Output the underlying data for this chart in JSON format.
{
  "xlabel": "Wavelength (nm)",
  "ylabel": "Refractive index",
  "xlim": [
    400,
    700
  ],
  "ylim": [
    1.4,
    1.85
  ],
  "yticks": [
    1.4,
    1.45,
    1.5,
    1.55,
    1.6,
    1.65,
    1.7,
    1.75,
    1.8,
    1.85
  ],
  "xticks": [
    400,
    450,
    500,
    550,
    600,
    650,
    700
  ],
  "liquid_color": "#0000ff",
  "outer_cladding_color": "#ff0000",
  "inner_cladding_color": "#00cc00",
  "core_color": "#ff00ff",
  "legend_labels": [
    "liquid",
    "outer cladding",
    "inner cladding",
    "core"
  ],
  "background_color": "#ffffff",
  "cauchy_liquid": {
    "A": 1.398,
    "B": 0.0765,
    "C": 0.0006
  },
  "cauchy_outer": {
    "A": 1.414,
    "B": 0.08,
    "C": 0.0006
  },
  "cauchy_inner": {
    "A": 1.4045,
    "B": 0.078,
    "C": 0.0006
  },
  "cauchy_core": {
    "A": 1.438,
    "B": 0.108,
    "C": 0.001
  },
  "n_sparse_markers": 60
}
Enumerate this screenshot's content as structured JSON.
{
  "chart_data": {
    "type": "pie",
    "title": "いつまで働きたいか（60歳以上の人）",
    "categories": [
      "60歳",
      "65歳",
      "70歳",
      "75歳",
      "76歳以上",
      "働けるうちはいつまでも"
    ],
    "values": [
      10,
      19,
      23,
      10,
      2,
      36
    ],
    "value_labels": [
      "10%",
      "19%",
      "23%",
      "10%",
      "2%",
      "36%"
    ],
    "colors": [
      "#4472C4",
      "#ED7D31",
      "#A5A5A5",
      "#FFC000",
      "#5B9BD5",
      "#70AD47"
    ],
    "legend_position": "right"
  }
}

____________

EXERCISE PROMPT - Read the lines above. Gather those in which the string "this" is found.

THE COMPLETED TASK -
Output the underlying data for this chart in JSON format.
Enumerate this screenshot's content as structured JSON.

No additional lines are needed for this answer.